Task to complete -
Using the listing below, extract each line that has the word "data" in it.

Input rows -
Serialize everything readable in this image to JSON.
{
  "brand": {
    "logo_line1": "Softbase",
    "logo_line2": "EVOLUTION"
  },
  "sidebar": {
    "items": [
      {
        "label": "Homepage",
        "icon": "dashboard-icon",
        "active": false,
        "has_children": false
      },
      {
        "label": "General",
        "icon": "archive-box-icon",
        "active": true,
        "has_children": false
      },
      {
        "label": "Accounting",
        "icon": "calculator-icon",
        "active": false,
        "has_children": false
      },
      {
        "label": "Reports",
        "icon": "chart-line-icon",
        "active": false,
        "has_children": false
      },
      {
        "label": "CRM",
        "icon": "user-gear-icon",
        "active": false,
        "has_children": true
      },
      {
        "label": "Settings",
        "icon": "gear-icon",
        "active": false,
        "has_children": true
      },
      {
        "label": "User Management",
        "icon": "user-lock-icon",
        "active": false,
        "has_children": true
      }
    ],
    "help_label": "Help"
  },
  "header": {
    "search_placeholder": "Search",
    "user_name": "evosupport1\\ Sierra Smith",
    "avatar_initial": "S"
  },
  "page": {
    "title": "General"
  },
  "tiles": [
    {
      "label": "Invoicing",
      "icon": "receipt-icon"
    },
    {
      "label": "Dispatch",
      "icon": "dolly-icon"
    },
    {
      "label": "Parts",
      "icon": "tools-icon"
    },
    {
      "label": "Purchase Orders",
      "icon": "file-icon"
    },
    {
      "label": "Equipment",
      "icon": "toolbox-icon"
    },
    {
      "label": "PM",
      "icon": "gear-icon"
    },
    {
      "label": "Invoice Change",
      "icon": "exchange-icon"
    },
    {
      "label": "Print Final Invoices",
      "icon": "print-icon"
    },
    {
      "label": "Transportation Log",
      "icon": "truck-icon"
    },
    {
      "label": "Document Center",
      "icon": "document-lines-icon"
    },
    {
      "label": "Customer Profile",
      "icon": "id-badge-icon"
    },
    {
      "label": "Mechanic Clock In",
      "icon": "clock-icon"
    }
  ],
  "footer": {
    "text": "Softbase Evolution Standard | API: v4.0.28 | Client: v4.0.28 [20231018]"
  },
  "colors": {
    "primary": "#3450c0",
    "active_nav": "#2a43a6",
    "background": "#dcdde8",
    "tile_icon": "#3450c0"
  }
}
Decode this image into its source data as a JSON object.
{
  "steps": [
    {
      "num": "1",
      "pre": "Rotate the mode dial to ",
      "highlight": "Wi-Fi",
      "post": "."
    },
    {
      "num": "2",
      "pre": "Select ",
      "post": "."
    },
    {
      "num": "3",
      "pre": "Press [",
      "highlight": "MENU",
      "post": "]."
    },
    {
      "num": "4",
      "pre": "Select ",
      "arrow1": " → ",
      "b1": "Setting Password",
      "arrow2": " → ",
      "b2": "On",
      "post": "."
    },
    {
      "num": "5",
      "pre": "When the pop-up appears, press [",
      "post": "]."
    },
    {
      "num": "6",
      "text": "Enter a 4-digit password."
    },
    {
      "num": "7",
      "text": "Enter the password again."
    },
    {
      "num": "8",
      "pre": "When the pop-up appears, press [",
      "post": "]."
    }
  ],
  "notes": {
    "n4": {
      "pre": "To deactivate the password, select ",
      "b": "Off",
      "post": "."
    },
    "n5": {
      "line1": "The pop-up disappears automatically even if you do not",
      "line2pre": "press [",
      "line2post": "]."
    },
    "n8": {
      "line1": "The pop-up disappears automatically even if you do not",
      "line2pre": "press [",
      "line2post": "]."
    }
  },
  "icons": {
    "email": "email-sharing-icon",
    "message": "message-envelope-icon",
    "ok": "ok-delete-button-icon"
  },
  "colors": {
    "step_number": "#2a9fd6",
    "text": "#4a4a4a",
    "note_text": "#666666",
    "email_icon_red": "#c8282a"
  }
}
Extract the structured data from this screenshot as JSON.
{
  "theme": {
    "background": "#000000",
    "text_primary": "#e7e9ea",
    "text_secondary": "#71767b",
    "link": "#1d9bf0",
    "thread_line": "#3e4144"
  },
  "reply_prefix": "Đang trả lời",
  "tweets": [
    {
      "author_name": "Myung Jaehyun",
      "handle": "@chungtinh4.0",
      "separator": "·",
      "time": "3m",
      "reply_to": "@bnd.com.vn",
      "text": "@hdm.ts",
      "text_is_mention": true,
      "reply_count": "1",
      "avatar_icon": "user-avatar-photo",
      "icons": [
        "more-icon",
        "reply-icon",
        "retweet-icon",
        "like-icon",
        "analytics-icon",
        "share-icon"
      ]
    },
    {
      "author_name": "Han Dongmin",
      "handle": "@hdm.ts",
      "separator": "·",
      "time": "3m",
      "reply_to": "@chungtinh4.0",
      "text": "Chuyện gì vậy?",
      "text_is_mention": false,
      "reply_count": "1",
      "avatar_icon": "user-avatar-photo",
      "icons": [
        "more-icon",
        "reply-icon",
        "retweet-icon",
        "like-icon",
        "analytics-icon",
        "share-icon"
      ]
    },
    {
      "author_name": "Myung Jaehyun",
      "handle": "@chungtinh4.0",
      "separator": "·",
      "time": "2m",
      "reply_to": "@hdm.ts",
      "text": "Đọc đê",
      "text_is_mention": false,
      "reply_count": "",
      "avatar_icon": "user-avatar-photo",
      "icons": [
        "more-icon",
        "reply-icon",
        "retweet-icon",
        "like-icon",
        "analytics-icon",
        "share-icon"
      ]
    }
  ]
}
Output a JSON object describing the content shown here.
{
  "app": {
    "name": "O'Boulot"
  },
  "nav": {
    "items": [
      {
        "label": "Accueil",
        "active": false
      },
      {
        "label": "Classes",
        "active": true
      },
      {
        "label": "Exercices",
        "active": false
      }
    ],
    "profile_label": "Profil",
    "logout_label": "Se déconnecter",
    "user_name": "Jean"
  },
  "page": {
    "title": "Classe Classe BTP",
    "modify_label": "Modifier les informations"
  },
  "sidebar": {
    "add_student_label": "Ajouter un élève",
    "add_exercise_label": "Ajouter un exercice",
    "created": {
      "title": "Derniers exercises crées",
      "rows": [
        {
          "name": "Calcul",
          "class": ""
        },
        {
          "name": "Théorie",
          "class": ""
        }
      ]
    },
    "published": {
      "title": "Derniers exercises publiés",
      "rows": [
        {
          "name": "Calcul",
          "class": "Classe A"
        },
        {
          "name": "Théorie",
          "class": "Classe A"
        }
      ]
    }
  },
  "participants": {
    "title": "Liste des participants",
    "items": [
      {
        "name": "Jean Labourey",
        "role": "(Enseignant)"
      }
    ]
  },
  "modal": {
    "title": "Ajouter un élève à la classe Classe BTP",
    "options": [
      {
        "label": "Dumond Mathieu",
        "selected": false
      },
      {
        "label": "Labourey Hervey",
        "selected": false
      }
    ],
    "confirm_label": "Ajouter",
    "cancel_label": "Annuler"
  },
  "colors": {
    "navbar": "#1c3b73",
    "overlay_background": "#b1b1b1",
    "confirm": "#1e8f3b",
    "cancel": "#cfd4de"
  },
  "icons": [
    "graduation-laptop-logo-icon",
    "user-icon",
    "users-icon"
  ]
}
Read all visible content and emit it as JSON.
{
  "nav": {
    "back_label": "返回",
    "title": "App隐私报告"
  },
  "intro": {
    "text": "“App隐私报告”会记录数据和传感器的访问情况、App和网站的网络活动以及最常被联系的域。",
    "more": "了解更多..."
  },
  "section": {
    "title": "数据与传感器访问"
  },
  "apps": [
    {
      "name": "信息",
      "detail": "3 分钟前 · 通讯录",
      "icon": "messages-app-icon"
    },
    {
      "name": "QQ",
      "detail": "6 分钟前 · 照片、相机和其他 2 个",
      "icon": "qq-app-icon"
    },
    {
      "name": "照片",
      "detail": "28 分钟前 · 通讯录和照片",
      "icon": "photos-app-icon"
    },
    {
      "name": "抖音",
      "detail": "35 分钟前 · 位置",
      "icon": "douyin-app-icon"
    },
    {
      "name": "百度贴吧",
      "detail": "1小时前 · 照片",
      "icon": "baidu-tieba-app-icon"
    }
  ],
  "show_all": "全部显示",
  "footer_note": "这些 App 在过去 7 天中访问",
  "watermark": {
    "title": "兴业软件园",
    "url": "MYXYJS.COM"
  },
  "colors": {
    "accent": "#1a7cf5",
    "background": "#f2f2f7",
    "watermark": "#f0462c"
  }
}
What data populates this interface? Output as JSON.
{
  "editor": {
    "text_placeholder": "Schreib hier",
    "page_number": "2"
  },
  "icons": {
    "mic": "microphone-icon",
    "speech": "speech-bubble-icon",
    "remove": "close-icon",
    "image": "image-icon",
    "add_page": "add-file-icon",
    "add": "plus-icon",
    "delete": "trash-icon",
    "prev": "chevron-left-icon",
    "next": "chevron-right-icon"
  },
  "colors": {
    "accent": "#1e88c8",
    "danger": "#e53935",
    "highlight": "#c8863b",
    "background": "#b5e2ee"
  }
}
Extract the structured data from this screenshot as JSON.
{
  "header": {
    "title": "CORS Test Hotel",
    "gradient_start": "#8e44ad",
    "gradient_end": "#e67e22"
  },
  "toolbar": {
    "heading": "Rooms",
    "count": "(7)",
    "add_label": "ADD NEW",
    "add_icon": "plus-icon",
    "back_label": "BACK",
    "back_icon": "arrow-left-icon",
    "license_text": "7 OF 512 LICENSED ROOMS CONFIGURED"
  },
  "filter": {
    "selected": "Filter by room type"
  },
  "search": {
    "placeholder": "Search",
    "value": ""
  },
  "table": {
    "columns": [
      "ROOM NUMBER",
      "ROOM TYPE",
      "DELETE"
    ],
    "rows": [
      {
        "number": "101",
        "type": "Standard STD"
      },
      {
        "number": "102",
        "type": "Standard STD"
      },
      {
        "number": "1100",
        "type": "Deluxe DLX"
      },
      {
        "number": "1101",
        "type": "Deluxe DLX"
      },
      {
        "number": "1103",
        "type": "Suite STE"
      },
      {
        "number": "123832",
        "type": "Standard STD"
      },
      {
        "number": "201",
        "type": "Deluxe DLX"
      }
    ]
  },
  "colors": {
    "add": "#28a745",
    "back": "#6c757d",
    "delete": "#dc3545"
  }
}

Written response -
Decode this image into its source data as a JSON object.
Extract the structured data from this screenshot as JSON.
What data populates this interface? Output as JSON.
Extract the structured data from this screenshot as JSON.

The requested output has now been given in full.